## STATED TASK
Find each line containing the word "JSON" and report how many there are. Add nothing else.

[Stored data entries]
- - -
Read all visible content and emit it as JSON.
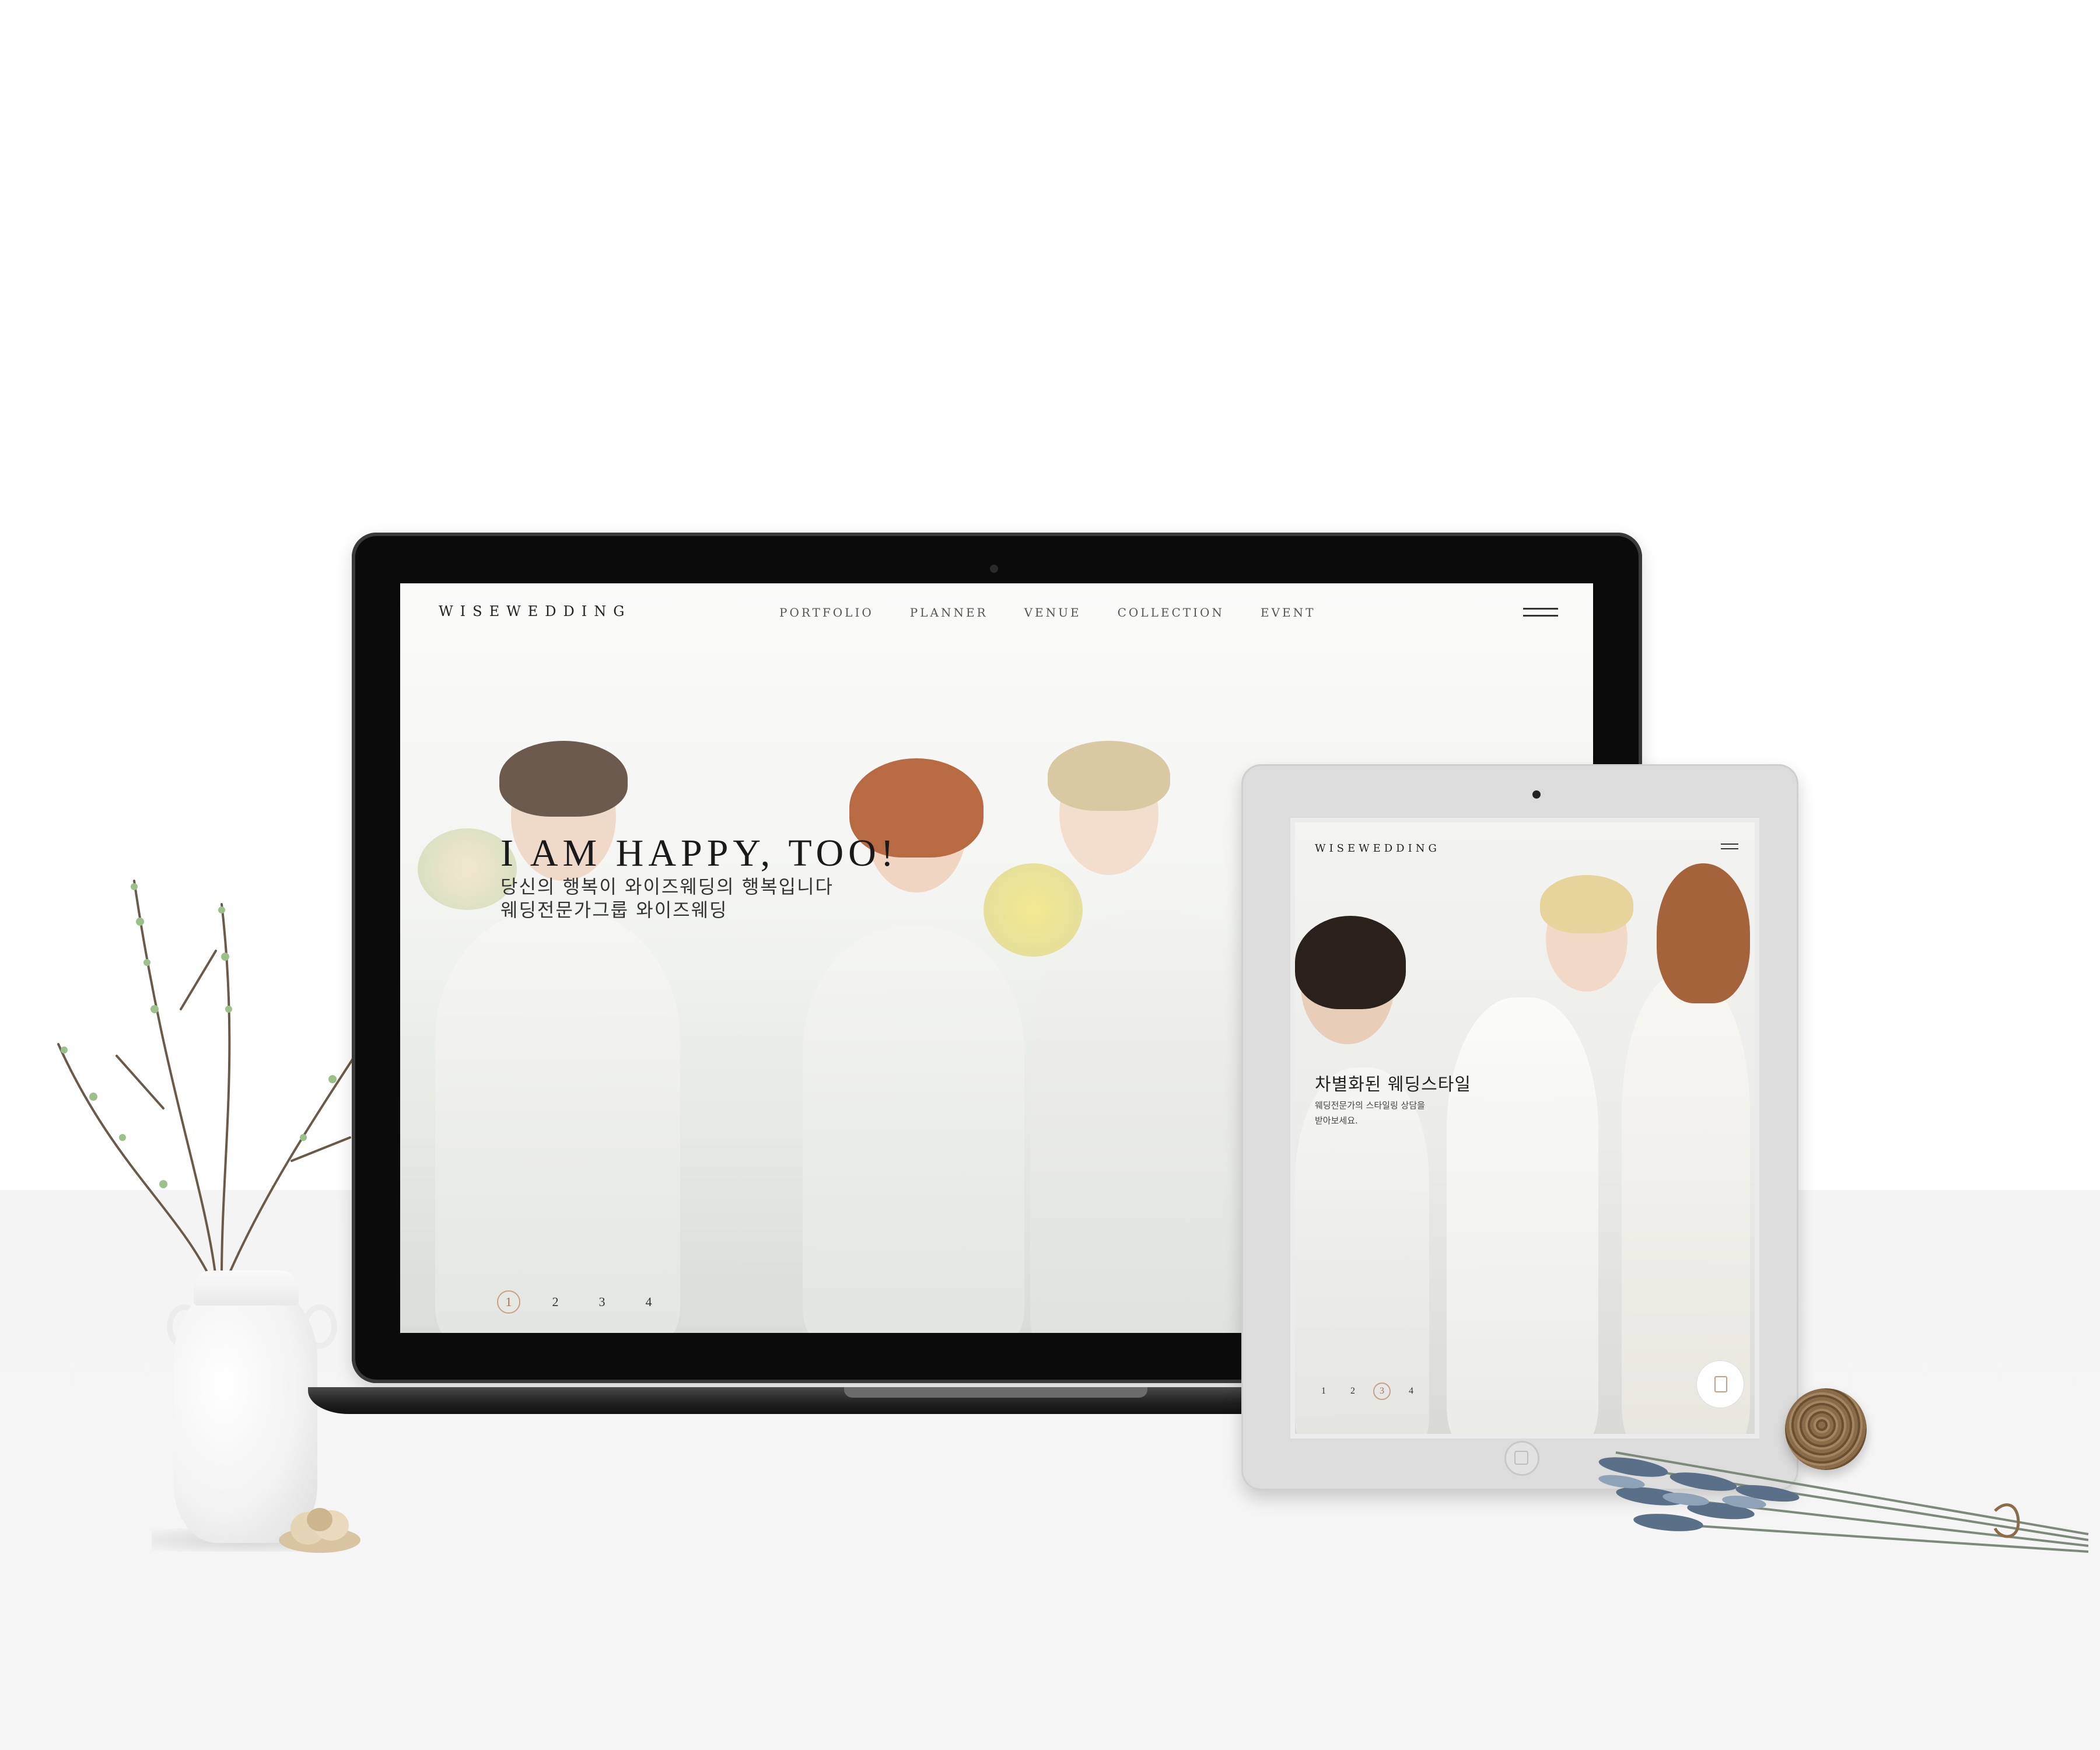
{
  "laptop": {
    "site": {
      "logo": "WISEWEDDING",
      "nav": [
        "PORTFOLIO",
        "PLANNER",
        "VENUE",
        "COLLECTION",
        "EVENT"
      ],
      "hero": {
        "title": "I AM HAPPY, TOO!",
        "subtitle_line1": "당신의 행복이 와이즈웨딩의 행복입니다",
        "subtitle_line2": "웨딩전문가그룹 와이즈웨딩"
      },
      "pager": [
        "1",
        "2",
        "3",
        "4"
      ],
      "pager_active": "1"
    }
  },
  "tablet": {
    "site": {
      "logo": "WISEWEDDING",
      "hero": {
        "title": "차별화된 웨딩스타일",
        "subtitle_line1": "웨딩전문가의 스타일링 상담을",
        "subtitle_line2": "받아보세요."
      },
      "pager": [
        "1",
        "2",
        "3",
        "4"
      ],
      "pager_active": "3"
    }
  },
  "colors": {
    "accent": "#c79f86",
    "text": "#1a1a1a",
    "background": "#ffffff",
    "device_dark": "#0b0b0b",
    "device_light": "#dcdcdc"
  },
  "icons": {
    "menu": "hamburger-icon",
    "badge": "contact-badge-icon",
    "home_button": "home-button-icon"
  }
}
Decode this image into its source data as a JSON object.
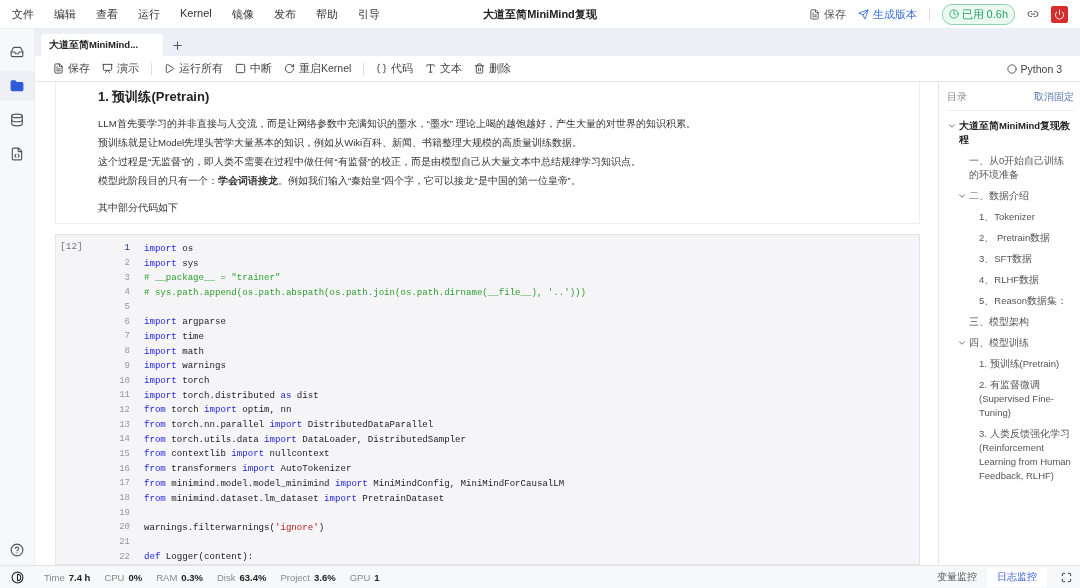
{
  "menu": [
    "文件",
    "编辑",
    "查看",
    "运行",
    "Kernel",
    "镜像",
    "发布",
    "帮助",
    "引导"
  ],
  "title": "大道至简MiniMind复现",
  "header_actions": {
    "save": "保存",
    "publish": "生成版本",
    "usage": "已用 0.6h"
  },
  "sidebar": [
    {
      "kind": "inbox",
      "selected": false
    },
    {
      "kind": "folder",
      "selected": true
    },
    {
      "kind": "database",
      "selected": false
    },
    {
      "kind": "code",
      "selected": false
    }
  ],
  "sidebar_bottom": [
    {
      "kind": "help"
    },
    {
      "kind": "theme"
    }
  ],
  "tabs": [
    {
      "label": "大道至简MiniMind...",
      "selected": true
    }
  ],
  "toolbar": [
    {
      "kind": "save",
      "label": "保存"
    },
    {
      "kind": "present",
      "label": "演示"
    },
    {
      "kind": "sep"
    },
    {
      "kind": "run",
      "label": "运行所有"
    },
    {
      "kind": "stop",
      "label": "中断"
    },
    {
      "kind": "restart",
      "label": "重启Kernel"
    },
    {
      "kind": "sep"
    },
    {
      "kind": "code",
      "label": "代码"
    },
    {
      "kind": "text",
      "label": "文本"
    },
    {
      "kind": "delete",
      "label": "删除"
    }
  ],
  "kernel": "Python 3",
  "markdown": {
    "heading": "1. 预训练(Pretrain)",
    "paragraphs": [
      "LLM首先要学习的并非直接与人交流，而是让网络参数中充满知识的墨水，“墨水” 理论上喝的越饱越好，产生大量的对世界的知识积累。",
      "预训练就是让Model先埋头苦学大量基本的知识，例如从Wiki百科、新闻、书籍整理大规模的高质量训练数据。",
      "这个过程是“无监督”的，即人类不需要在过程中做任何“有监督”的校正，而是由模型自己从大量文本中总结规律学习知识点。",
      "模型此阶段目的只有一个：**学会词语接龙**。例如我们输入“秦始皇”四个字，它可以接龙“是中国的第一位皇帝”。"
    ],
    "footer": "其中部分代码如下"
  },
  "code_cell": {
    "prompt": "[12]",
    "lines": [
      {
        "number": "1",
        "active": true,
        "tokens": [
          {
            "kind": "kw",
            "text": "import"
          },
          {
            "kind": "plain",
            "text": " os"
          }
        ]
      },
      {
        "number": "2",
        "active": false,
        "tokens": [
          {
            "kind": "kw",
            "text": "import"
          },
          {
            "kind": "plain",
            "text": " sys"
          }
        ]
      },
      {
        "number": "3",
        "active": false,
        "tokens": [
          {
            "kind": "comment",
            "text": "# __package__ = \"trainer\""
          }
        ]
      },
      {
        "number": "4",
        "active": false,
        "tokens": [
          {
            "kind": "comment",
            "text": "# sys.path.append(os.path.abspath(os.path.join(os.path.dirname(__file__), '..')))"
          }
        ]
      },
      {
        "number": "5",
        "active": false
      },
      {
        "number": "6",
        "active": false,
        "tokens": [
          {
            "kind": "kw",
            "text": "import"
          },
          {
            "kind": "plain",
            "text": " argparse"
          }
        ]
      },
      {
        "number": "7",
        "active": false,
        "tokens": [
          {
            "kind": "kw",
            "text": "import"
          },
          {
            "kind": "plain",
            "text": " time"
          }
        ]
      },
      {
        "number": "8",
        "active": false,
        "tokens": [
          {
            "kind": "kw",
            "text": "import"
          },
          {
            "kind": "plain",
            "text": " math"
          }
        ]
      },
      {
        "number": "9",
        "active": false,
        "tokens": [
          {
            "kind": "kw",
            "text": "import"
          },
          {
            "kind": "plain",
            "text": " warnings"
          }
        ]
      },
      {
        "number": "10",
        "active": false,
        "tokens": [
          {
            "kind": "kw",
            "text": "import"
          },
          {
            "kind": "plain",
            "text": " torch"
          }
        ]
      },
      {
        "number": "11",
        "active": false,
        "tokens": [
          {
            "kind": "kw",
            "text": "import"
          },
          {
            "kind": "plain",
            "text": " torch.distributed "
          },
          {
            "kind": "kw",
            "text": "as"
          },
          {
            "kind": "plain",
            "text": " dist"
          }
        ]
      },
      {
        "number": "12",
        "active": false,
        "tokens": [
          {
            "kind": "kw",
            "text": "from"
          },
          {
            "kind": "plain",
            "text": " torch "
          },
          {
            "kind": "kw",
            "text": "import"
          },
          {
            "kind": "plain",
            "text": " optim, nn"
          }
        ]
      },
      {
        "number": "13",
        "active": false,
        "tokens": [
          {
            "kind": "kw",
            "text": "from"
          },
          {
            "kind": "plain",
            "text": " torch.nn.parallel "
          },
          {
            "kind": "kw",
            "text": "import"
          },
          {
            "kind": "plain",
            "text": " DistributedDataParallel"
          }
        ]
      },
      {
        "number": "14",
        "active": false,
        "tokens": [
          {
            "kind": "kw",
            "text": "from"
          },
          {
            "kind": "plain",
            "text": " torch.utils.data "
          },
          {
            "kind": "kw",
            "text": "import"
          },
          {
            "kind": "plain",
            "text": " DataLoader, DistributedSampler"
          }
        ]
      },
      {
        "number": "15",
        "active": false,
        "tokens": [
          {
            "kind": "kw",
            "text": "from"
          },
          {
            "kind": "plain",
            "text": " contextlib "
          },
          {
            "kind": "kw",
            "text": "import"
          },
          {
            "kind": "plain",
            "text": " nullcontext"
          }
        ]
      },
      {
        "number": "16",
        "active": false,
        "tokens": [
          {
            "kind": "kw",
            "text": "from"
          },
          {
            "kind": "plain",
            "text": " transformers "
          },
          {
            "kind": "kw",
            "text": "import"
          },
          {
            "kind": "plain",
            "text": " AutoTokenizer"
          }
        ]
      },
      {
        "number": "17",
        "active": false,
        "tokens": [
          {
            "kind": "kw",
            "text": "from"
          },
          {
            "kind": "plain",
            "text": " minimind.model.model_minimind "
          },
          {
            "kind": "kw",
            "text": "import"
          },
          {
            "kind": "plain",
            "text": " MiniMindConfig, MiniMindForCausalLM"
          }
        ]
      },
      {
        "number": "18",
        "active": false,
        "tokens": [
          {
            "kind": "kw",
            "text": "from"
          },
          {
            "kind": "plain",
            "text": " minimind.dataset.lm_dataset "
          },
          {
            "kind": "kw",
            "text": "import"
          },
          {
            "kind": "plain",
            "text": " PretrainDataset"
          }
        ]
      },
      {
        "number": "19",
        "active": false
      },
      {
        "number": "20",
        "active": false,
        "tokens": [
          {
            "kind": "plain",
            "text": "warnings.filterwarnings("
          },
          {
            "kind": "str",
            "text": "'ignore'"
          },
          {
            "kind": "plain",
            "text": ")"
          }
        ]
      },
      {
        "number": "21",
        "active": false
      },
      {
        "number": "22",
        "active": false,
        "tokens": [
          {
            "kind": "kw",
            "text": "def"
          },
          {
            "kind": "plain",
            "text": " Logger(content):"
          }
        ]
      }
    ]
  },
  "toc": {
    "title": "目录",
    "unpin": "取消固定",
    "items": [
      {
        "label": "大道至简MiniMind复现教程",
        "expanded": true,
        "children": [
          {
            "label": "一、从0开始自己训练的环境准备"
          },
          {
            "label": "二、数据介绍",
            "expanded": true,
            "children": [
              {
                "label": "1、Tokenizer"
              },
              {
                "label": "2、 Pretrain数据"
              },
              {
                "label": "3、SFT数据"
              },
              {
                "label": "4、RLHF数据"
              },
              {
                "label": "5、Reason数据集："
              }
            ]
          },
          {
            "label": "三、模型架构"
          },
          {
            "label": "四、模型训练",
            "expanded": true,
            "children": [
              {
                "label": "1. 预训练(Pretrain)"
              },
              {
                "label": "2. 有监督微调(Supervised Fine-Tuning)"
              },
              {
                "label": "3. 人类反馈强化学习(Reinforcement Learning from Human Feedback, RLHF)"
              }
            ]
          }
        ]
      }
    ]
  },
  "status_bar": [
    {
      "label": "Time",
      "value": "7.4 h"
    },
    {
      "label": "CPU",
      "value": "0%"
    },
    {
      "label": "RAM",
      "value": "0.3%"
    },
    {
      "label": "Disk",
      "value": "63.4%"
    },
    {
      "label": "Project",
      "value": "3.6%"
    },
    {
      "label": "GPU",
      "value": "1"
    }
  ],
  "monitor_tabs": [
    {
      "label": "变量监控",
      "selected": false
    },
    {
      "label": "日志监控",
      "selected": true
    }
  ]
}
- - -
## EXPECTED ANSWER
2